** start **

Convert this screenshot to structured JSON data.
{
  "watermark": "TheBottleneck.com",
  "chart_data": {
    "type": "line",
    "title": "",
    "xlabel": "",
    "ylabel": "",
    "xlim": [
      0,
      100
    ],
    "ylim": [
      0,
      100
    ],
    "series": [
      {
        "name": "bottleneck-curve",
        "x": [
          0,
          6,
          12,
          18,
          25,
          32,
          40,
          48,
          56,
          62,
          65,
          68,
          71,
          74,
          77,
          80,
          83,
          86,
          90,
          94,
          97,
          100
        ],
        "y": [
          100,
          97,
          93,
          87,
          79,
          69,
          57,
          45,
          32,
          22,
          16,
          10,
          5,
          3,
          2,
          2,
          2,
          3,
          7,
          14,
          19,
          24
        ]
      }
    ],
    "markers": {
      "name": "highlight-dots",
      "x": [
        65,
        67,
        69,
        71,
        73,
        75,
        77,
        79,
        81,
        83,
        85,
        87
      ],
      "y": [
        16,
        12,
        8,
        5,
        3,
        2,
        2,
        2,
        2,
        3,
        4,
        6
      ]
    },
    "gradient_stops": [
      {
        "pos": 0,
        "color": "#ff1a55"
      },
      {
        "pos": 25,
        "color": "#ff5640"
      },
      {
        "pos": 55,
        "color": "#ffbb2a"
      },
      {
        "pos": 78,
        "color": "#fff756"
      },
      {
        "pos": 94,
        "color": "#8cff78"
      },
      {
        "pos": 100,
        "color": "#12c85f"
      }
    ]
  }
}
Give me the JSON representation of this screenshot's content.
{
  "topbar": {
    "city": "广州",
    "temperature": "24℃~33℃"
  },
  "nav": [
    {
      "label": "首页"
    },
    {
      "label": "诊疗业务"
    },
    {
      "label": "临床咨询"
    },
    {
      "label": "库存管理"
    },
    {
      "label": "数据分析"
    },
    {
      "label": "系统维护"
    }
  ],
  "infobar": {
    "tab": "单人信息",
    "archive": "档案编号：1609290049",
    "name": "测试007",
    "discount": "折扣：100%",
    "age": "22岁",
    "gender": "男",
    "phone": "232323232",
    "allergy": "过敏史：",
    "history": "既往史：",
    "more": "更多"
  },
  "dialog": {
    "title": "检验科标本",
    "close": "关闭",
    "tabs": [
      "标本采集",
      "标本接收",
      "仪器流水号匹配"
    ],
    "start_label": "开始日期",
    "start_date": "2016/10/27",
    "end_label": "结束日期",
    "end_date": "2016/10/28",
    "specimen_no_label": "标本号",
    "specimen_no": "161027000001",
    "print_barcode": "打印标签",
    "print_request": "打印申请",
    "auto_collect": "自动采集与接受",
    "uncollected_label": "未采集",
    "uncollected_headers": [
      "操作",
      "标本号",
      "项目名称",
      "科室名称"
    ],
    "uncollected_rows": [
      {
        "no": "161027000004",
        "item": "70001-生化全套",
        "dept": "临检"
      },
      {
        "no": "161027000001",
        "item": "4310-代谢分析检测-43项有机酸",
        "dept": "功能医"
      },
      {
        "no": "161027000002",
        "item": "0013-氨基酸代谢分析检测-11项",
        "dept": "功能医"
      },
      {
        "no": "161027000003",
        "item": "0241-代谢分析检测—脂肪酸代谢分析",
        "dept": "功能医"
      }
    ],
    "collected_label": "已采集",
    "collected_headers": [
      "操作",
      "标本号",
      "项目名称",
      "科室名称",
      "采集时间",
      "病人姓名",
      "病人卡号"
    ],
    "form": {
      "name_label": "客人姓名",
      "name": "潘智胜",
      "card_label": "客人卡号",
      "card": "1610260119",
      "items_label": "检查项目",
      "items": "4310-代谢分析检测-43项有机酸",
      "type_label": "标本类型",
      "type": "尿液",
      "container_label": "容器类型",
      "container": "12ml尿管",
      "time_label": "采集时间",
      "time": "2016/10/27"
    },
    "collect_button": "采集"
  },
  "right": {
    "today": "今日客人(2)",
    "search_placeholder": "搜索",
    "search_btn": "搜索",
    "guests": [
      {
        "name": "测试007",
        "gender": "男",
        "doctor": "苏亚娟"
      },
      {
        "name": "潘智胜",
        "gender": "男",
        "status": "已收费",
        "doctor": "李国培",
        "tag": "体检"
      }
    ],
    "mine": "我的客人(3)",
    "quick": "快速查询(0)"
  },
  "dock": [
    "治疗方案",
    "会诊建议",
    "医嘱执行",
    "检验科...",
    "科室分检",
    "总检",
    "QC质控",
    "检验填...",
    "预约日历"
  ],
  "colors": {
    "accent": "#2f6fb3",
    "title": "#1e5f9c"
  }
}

** end **

• [EXERCISE]:
Of the lines in this data, how many contain "screenshot"? Reply with only the number.

• [OUTPUT FOR THIS TASK]:
2